So now, if we’re taking these thoughts to their logical conclusion, we may finally say that writing is not human. It is, indeed, super-human – not as in Superman, but as in prosthetics.

Writing is more like a fake limb

All forms of art (and writing is one) are prosthetic in nature. They do what we cannot do by means of our physical abilities. At the beginnings of science, the scientific disciplines were called arts – you probably knew that. So seeing further (telescopes) or deeper (microscopes), helping people walk when no limbs are in place – all this, of course, implies prosthetics. Prosthetics help the human individual do what he/she wouldn’t be able to do by using their limbs/bodies alone. And so with writing. It does something our minds cannot do: remembering.

iHand. Source: Designboom
For this reason alone, writing is, indeed, super-human. (The title of this piece finally makes sense.)
And now you’ll look upon your daily scribbling in a different way, won’t you? Nah. Maybe not. In fact, writing has become so closely tied to you – your breath, your heart beats, your blood pressure, your bone marrow – you don’t believe it possible for you not to have it. The thought of not having writing is perhaps more tormenting than the thought of being left alone in the middle of a jungle, snakes and tigers and tarantulas lurking around and looking at you from the dark with fiery eyes. That’s how deeply writing has penetrated into your blood stream. And it’s not at all a bad thing, because without this forgetting of writing’s nature we would never be capable of accepting other, more subtle, more sublime, more miraculous things enabled by writing. I say ‘Literature,’ and I need not go any further.

TASKS:
1. In the essay on writing as a prosthetic, what does writing do that our minds cannot?
2. From the essay on writing as a prosthetic, return the passage starting at "All forms of" and ending at "finally makes sense.)".
3. Write the next part of the essay on writing as a prosthetic, beginning right after its final sentence.

LISTING:

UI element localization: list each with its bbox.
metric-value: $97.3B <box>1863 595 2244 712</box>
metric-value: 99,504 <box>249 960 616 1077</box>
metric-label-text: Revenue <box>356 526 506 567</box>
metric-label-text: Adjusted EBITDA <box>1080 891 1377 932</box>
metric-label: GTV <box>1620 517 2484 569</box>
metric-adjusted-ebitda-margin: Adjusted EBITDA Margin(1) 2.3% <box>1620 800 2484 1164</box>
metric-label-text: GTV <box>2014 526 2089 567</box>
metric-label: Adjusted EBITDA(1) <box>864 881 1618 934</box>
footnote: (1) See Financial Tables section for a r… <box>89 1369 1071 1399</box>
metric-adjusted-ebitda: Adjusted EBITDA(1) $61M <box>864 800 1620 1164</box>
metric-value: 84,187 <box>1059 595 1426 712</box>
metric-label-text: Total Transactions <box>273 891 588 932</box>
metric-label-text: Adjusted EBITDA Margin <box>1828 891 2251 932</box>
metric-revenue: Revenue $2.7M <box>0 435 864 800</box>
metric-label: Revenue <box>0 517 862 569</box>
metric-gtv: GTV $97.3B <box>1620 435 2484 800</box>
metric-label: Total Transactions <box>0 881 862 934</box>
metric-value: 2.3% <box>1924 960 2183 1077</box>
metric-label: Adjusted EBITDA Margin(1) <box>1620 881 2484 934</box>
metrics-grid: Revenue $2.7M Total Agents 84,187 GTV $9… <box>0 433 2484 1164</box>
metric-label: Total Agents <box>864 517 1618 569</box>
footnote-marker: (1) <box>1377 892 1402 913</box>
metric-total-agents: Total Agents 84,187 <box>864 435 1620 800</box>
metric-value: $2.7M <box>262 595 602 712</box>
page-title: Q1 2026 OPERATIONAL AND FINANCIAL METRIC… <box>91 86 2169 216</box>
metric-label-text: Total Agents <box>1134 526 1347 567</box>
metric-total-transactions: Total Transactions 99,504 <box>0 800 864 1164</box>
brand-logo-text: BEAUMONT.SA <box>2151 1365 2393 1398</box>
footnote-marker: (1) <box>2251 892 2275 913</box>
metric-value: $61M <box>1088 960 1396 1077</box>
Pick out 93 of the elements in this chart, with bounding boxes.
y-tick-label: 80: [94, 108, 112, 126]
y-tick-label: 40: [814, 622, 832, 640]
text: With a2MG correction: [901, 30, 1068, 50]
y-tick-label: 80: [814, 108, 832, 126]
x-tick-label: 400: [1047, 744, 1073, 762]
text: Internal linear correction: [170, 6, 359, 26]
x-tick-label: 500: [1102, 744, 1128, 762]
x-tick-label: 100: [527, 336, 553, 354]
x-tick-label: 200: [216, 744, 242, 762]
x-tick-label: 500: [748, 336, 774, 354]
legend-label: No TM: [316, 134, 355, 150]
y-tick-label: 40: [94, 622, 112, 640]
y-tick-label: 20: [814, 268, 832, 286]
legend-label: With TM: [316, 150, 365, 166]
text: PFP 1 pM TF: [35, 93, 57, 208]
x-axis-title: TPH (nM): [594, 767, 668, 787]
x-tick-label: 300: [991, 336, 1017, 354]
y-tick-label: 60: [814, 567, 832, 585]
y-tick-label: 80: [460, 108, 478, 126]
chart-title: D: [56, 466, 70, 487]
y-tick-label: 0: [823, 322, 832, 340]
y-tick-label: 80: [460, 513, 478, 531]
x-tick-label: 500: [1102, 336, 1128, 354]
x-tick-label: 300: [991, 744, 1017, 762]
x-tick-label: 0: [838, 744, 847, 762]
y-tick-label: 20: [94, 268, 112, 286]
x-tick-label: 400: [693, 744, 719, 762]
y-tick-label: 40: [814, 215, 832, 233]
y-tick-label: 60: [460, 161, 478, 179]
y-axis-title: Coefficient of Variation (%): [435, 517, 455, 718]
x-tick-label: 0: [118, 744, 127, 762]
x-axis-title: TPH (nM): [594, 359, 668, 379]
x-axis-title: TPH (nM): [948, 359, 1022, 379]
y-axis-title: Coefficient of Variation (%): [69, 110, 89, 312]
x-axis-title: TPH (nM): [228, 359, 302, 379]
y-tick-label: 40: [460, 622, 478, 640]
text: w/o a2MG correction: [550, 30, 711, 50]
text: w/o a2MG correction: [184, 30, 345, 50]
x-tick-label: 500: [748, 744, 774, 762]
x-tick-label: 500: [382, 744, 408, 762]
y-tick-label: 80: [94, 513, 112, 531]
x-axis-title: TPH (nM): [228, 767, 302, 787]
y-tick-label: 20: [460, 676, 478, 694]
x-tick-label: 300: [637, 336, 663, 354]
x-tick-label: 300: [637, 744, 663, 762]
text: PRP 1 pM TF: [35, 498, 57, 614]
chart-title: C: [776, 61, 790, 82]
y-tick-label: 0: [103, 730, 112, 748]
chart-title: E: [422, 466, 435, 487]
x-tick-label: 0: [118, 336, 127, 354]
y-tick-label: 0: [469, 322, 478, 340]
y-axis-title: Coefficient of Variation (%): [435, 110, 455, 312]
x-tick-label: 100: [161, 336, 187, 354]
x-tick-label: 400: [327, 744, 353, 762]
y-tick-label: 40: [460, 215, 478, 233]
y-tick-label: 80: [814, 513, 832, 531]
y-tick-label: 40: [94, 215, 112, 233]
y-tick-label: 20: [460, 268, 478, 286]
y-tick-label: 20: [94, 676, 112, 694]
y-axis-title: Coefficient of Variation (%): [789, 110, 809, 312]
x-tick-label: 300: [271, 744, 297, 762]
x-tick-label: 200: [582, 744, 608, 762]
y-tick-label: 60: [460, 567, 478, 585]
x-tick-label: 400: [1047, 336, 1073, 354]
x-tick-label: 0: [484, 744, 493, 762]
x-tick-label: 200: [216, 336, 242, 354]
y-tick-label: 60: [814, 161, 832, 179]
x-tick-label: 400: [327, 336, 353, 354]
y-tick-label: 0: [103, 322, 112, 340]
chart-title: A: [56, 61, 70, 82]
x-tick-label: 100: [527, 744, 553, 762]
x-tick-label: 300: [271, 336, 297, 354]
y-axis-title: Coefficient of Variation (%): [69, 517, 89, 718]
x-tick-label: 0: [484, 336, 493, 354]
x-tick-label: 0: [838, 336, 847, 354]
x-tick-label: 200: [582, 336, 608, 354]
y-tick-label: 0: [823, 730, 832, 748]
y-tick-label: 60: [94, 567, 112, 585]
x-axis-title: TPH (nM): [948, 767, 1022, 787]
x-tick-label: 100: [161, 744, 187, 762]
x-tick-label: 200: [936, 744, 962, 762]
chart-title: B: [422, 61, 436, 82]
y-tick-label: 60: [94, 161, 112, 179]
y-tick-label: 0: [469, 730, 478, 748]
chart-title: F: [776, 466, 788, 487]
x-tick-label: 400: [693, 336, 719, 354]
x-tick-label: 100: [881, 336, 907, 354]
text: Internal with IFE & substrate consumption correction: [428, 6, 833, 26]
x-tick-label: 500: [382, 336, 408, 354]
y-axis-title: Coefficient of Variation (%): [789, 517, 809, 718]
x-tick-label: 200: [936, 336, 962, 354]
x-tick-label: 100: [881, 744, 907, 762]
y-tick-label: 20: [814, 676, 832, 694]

ANSWERS TO THE EXERCISES:
1. Remembering.

2.
All forms of art (and writing is one) are prosthetic in nature. They do what we cannot do by means of our physical abilities. At the beginnings of science, the scientific disciplines were called arts – you probably knew that. So seeing further (telescopes) or deeper (microscopes), helping people walk when no limbs are in place – all this, of course, implies prosthetics. Prosthetics help the human individual do what he/she wouldn’t be able to do by using their limbs/bodies alone. And so with writing. It does something our minds cannot do: remembering.

iHand. Source: Designboom
For this reason alone, writing is, indeed, super-human. (The title of this piece finally makes sense.)

3.
Let us not disparage writing, though

I said here things that have put writing in a bad light. I said it didn’t help memory. Well, it doesn’t – in principle. But writing is not entirely foreign to the things we remember. No. The device, alright, the device is the holder of the memory. That’s where we believe it’s safely deposited, like a bonus bond promising a certain return. But there’s a process taking place here. The very process of scribbling; of putting pen to paper. Well, it so happens that between pen and paper something occurs. And that’s a mental process: we activate the thought that will be immortalized on the page. This thought navigates from our brain to our hand, and from there not straight to the paper but to our brain again.
I say, to the brain again. How’s that? Well, writing doesn’t happen haphazardly. Yes, Master Plato, it doesn’t. It is the result of a mental process and it generates another mental process. If it weren’t this way, we wouldn’t be able to re-member with the device. We would not recognize the text. But as we very well know, when we see the post-it on the fridge we recognize it. We re-visit it. We recollect having known it before. Which means when we read the message we are in fact finding something we have always already been familiar with. We are returning that thing to the receptacle of our mind, where our mind rejoices at the sight of a dear old friend. What we recognize is not only our own handwriting, but the very nature of Writing itself: the inscription of marks on a solid surface. That, before anything else, appears to us as a recognition of writing. The device is showing us the way. (The Tao of Writing. Somebody should use this as a title somewhere.)

I just can't resist the association.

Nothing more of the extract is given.